▸ REQUIRED TASK
Exactly reproduce the lines that follow.

Dataset records
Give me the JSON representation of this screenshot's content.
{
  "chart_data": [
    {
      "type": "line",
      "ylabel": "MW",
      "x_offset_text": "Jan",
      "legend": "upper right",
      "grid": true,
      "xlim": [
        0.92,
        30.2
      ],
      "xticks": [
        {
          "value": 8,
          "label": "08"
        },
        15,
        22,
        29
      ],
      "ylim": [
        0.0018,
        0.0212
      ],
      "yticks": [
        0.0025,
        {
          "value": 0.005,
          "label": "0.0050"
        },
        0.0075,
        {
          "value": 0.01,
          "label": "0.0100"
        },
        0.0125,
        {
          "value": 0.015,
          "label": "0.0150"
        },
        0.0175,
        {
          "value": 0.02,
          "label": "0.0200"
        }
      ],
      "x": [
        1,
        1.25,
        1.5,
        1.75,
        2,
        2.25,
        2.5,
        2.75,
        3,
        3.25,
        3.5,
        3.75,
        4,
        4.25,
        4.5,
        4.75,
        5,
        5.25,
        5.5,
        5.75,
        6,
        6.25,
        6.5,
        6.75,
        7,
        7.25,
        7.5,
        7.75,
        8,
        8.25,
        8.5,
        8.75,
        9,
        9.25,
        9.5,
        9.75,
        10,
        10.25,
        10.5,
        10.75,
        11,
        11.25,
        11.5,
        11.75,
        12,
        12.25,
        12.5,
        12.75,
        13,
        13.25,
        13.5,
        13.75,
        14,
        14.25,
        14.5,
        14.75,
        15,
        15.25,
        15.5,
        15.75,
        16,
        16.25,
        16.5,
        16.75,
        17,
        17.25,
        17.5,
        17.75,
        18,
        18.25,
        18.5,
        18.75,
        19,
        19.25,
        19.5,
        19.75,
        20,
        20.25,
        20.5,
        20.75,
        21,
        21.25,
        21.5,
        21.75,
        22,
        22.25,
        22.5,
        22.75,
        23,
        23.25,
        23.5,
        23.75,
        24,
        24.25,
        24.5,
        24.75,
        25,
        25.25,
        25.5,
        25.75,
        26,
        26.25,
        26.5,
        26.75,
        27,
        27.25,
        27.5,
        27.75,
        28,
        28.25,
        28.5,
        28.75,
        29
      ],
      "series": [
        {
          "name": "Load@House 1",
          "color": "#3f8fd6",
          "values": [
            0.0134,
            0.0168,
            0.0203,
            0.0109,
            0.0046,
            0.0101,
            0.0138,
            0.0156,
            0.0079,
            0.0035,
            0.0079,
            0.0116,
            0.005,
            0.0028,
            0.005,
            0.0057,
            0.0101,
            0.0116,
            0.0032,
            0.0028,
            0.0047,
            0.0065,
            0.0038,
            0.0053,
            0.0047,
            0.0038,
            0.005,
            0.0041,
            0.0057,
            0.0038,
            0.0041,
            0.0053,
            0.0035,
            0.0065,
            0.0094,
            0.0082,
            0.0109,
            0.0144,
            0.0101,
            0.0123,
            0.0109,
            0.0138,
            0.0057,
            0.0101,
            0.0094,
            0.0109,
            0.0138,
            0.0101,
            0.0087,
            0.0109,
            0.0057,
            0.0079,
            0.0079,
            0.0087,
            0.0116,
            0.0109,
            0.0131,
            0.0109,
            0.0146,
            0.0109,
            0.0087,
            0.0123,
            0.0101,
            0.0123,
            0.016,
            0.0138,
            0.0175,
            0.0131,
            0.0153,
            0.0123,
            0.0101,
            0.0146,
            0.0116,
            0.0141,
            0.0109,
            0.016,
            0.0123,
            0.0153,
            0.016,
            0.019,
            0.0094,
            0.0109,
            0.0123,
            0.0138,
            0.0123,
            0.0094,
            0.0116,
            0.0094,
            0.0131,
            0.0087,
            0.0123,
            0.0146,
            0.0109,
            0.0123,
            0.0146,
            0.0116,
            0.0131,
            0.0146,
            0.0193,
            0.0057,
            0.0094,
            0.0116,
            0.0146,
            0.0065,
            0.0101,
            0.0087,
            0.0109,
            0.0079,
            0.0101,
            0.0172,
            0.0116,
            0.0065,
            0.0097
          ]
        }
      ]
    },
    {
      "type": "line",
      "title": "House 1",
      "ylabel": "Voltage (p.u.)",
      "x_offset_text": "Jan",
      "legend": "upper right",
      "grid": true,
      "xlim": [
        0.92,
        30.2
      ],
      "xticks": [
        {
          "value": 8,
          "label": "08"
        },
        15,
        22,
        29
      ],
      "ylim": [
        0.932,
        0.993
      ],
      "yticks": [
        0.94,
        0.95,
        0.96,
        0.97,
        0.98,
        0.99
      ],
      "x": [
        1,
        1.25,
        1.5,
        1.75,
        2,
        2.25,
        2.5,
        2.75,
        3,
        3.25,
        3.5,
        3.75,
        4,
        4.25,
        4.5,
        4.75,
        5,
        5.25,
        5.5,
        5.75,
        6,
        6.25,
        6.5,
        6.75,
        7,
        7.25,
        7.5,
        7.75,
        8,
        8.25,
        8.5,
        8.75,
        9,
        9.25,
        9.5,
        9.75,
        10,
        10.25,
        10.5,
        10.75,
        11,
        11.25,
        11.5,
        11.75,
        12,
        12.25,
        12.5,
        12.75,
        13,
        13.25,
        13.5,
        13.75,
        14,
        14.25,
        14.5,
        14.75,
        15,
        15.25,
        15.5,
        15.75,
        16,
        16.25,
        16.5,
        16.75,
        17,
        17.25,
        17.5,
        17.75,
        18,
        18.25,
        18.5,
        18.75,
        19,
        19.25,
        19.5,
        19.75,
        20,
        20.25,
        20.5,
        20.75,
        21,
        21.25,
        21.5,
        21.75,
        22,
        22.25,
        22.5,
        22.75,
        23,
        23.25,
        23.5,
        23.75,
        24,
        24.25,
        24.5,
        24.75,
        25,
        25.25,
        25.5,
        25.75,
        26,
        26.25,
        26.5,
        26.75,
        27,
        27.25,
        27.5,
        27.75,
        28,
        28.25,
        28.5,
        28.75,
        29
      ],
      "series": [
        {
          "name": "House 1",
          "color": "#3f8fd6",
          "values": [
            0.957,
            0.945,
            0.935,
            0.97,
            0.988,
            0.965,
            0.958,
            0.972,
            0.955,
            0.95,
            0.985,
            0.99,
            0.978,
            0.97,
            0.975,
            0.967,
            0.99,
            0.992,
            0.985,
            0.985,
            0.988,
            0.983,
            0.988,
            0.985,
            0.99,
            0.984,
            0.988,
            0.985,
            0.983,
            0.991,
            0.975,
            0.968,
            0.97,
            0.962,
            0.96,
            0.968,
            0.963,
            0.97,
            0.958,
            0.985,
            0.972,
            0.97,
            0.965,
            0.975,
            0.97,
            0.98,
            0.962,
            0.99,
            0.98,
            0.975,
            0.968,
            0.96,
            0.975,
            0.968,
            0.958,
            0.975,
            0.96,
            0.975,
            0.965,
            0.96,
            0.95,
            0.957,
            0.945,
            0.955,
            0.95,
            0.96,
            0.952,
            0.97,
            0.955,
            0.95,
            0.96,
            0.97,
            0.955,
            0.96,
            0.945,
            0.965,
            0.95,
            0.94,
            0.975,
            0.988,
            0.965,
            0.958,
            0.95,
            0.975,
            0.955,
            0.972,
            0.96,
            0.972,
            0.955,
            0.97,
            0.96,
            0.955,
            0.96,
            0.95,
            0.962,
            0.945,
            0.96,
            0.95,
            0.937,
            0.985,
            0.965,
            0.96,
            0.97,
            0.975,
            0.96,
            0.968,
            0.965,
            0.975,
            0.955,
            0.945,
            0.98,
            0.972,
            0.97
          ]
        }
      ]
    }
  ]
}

▸ RESPONSE
Give me the JSON representation of this screenshot's content.
{
  "chart_data": [
    {
      "type": "line",
      "ylabel": "MW",
      "x_offset_text": "Jan",
      "legend": "upper right",
      "grid": true,
      "xlim": [
        0.92,
        30.2
      ],
      "xticks": [
        {
          "value": 8,
          "label": "08"
        },
        15,
        22,
        29
      ],
      "ylim": [
        0.0018,
        0.0212
      ],
      "yticks": [
        0.0025,
        {
          "value": 0.005,
          "label": "0.0050"
        },
        0.0075,
        {
          "value": 0.01,
          "label": "0.0100"
        },
        0.0125,
        {
          "value": 0.015,
          "label": "0.0150"
        },
        0.0175,
        {
          "value": 0.02,
          "label": "0.0200"
        }
      ],
      "x": [
        1,
        1.25,
        1.5,
        1.75,
        2,
        2.25,
        2.5,
        2.75,
        3,
        3.25,
        3.5,
        3.75,
        4,
        4.25,
        4.5,
        4.75,
        5,
        5.25,
        5.5,
        5.75,
        6,
        6.25,
        6.5,
        6.75,
        7,
        7.25,
        7.5,
        7.75,
        8,
        8.25,
        8.5,
        8.75,
        9,
        9.25,
        9.5,
        9.75,
        10,
        10.25,
        10.5,
        10.75,
        11,
        11.25,
        11.5,
        11.75,
        12,
        12.25,
        12.5,
        12.75,
        13,
        13.25,
        13.5,
        13.75,
        14,
        14.25,
        14.5,
        14.75,
        15,
        15.25,
        15.5,
        15.75,
        16,
        16.25,
        16.5,
        16.75,
        17,
        17.25,
        17.5,
        17.75,
        18,
        18.25,
        18.5,
        18.75,
        19,
        19.25,
        19.5,
        19.75,
        20,
        20.25,
        20.5,
        20.75,
        21,
        21.25,
        21.5,
        21.75,
        22,
        22.25,
        22.5,
        22.75,
        23,
        23.25,
        23.5,
        23.75,
        24,
        24.25,
        24.5,
        24.75,
        25,
        25.25,
        25.5,
        25.75,
        26,
        26.25,
        26.5,
        26.75,
        27,
        27.25,
        27.5,
        27.75,
        28,
        28.25,
        28.5,
        28.75,
        29
      ],
      "series": [
        {
          "name": "Load@House 1",
          "color": "#3f8fd6",
          "values": [
            0.0134,
            0.0168,
            0.0203,
            0.0109,
            0.0046,
            0.0101,
            0.0138,
            0.0156,
            0.0079,
            0.0035,
            0.0079,
            0.0116,
            0.005,
            0.0028,
            0.005,
            0.0057,
            0.0101,
            0.0116,
            0.0032,
            0.0028,
            0.0047,
            0.0065,
            0.0038,
            0.0053,
            0.0047,
            0.0038,
            0.005,
            0.0041,
            0.0057,
            0.0038,
            0.0041,
            0.0053,
            0.0035,
            0.0065,
            0.0094,
            0.0082,
            0.0109,
            0.0144,
            0.0101,
            0.0123,
            0.0109,
            0.0138,
            0.0057,
            0.0101,
            0.0094,
            0.0109,
            0.0138,
            0.0101,
            0.0087,
            0.0109,
            0.0057,
            0.0079,
            0.0079,
            0.0087,
            0.0116,
            0.0109,
            0.0131,
            0.0109,
            0.0146,
            0.0109,
            0.0087,
            0.0123,
            0.0101,
            0.0123,
            0.016,
            0.0138,
            0.0175,
            0.0131,
            0.0153,
            0.0123,
            0.0101,
            0.0146,
            0.0116,
            0.0141,
            0.0109,
            0.016,
            0.0123,
            0.0153,
            0.016,
            0.019,
            0.0094,
            0.0109,
            0.0123,
            0.0138,
            0.0123,
            0.0094,
            0.0116,
            0.0094,
            0.0131,
            0.0087,
            0.0123,
            0.0146,
            0.0109,
            0.0123,
            0.0146,
            0.0116,
            0.0131,
            0.0146,
            0.0193,
            0.0057,
            0.0094,
            0.0116,
            0.0146,
            0.0065,
            0.0101,
            0.0087,
            0.0109,
            0.0079,
            0.0101,
            0.0172,
            0.0116,
            0.0065,
            0.0097
          ]
        }
      ]
    },
    {
      "type": "line",
      "title": "House 1",
      "ylabel": "Voltage (p.u.)",
      "x_offset_text": "Jan",
      "legend": "upper right",
      "grid": true,
      "xlim": [
        0.92,
        30.2
      ],
      "xticks": [
        {
          "value": 8,
          "label": "08"
        },
        15,
        22,
        29
      ],
      "ylim": [
        0.932,
        0.993
      ],
      "yticks": [
        0.94,
        0.95,
        0.96,
        0.97,
        0.98,
        0.99
      ],
      "x": [
        1,
        1.25,
        1.5,
        1.75,
        2,
        2.25,
        2.5,
        2.75,
        3,
        3.25,
        3.5,
        3.75,
        4,
        4.25,
        4.5,
        4.75,
        5,
        5.25,
        5.5,
        5.75,
        6,
        6.25,
        6.5,
        6.75,
        7,
        7.25,
        7.5,
        7.75,
        8,
        8.25,
        8.5,
        8.75,
        9,
        9.25,
        9.5,
        9.75,
        10,
        10.25,
        10.5,
        10.75,
        11,
        11.25,
        11.5,
        11.75,
        12,
        12.25,
        12.5,
        12.75,
        13,
        13.25,
        13.5,
        13.75,
        14,
        14.25,
        14.5,
        14.75,
        15,
        15.25,
        15.5,
        15.75,
        16,
        16.25,
        16.5,
        16.75,
        17,
        17.25,
        17.5,
        17.75,
        18,
        18.25,
        18.5,
        18.75,
        19,
        19.25,
        19.5,
        19.75,
        20,
        20.25,
        20.5,
        20.75,
        21,
        21.25,
        21.5,
        21.75,
        22,
        22.25,
        22.5,
        22.75,
        23,
        23.25,
        23.5,
        23.75,
        24,
        24.25,
        24.5,
        24.75,
        25,
        25.25,
        25.5,
        25.75,
        26,
        26.25,
        26.5,
        26.75,
        27,
        27.25,
        27.5,
        27.75,
        28,
        28.25,
        28.5,
        28.75,
        29
      ],
      "series": [
        {
          "name": "House 1",
          "color": "#3f8fd6",
          "values": [
            0.957,
            0.945,
            0.935,
            0.97,
            0.988,
            0.965,
            0.958,
            0.972,
            0.955,
            0.95,
            0.985,
            0.99,
            0.978,
            0.97,
            0.975,
            0.967,
            0.99,
            0.992,
            0.985,
            0.985,
            0.988,
            0.983,
            0.988,
            0.985,
            0.99,
            0.984,
            0.988,
            0.985,
            0.983,
            0.991,
            0.975,
            0.968,
            0.97,
            0.962,
            0.96,
            0.968,
            0.963,
            0.97,
            0.958,
            0.985,
            0.972,
            0.97,
            0.965,
            0.975,
            0.97,
            0.98,
            0.962,
            0.99,
            0.98,
            0.975,
            0.968,
            0.96,
            0.975,
            0.968,
            0.958,
            0.975,
            0.96,
            0.975,
            0.965,
            0.96,
            0.95,
            0.957,
            0.945,
            0.955,
            0.95,
            0.96,
            0.952,
            0.97,
            0.955,
            0.95,
            0.96,
            0.97,
            0.955,
            0.96,
            0.945,
            0.965,
            0.95,
            0.94,
            0.975,
            0.988,
            0.965,
            0.958,
            0.95,
            0.975,
            0.955,
            0.972,
            0.96,
            0.972,
            0.955,
            0.97,
            0.96,
            0.955,
            0.96,
            0.95,
            0.962,
            0.945,
            0.96,
            0.95,
            0.937,
            0.985,
            0.965,
            0.96,
            0.97,
            0.975,
            0.96,
            0.968,
            0.965,
            0.975,
            0.955,
            0.945,
            0.98,
            0.972,
            0.97
          ]
        }
      ]
    }
  ]
}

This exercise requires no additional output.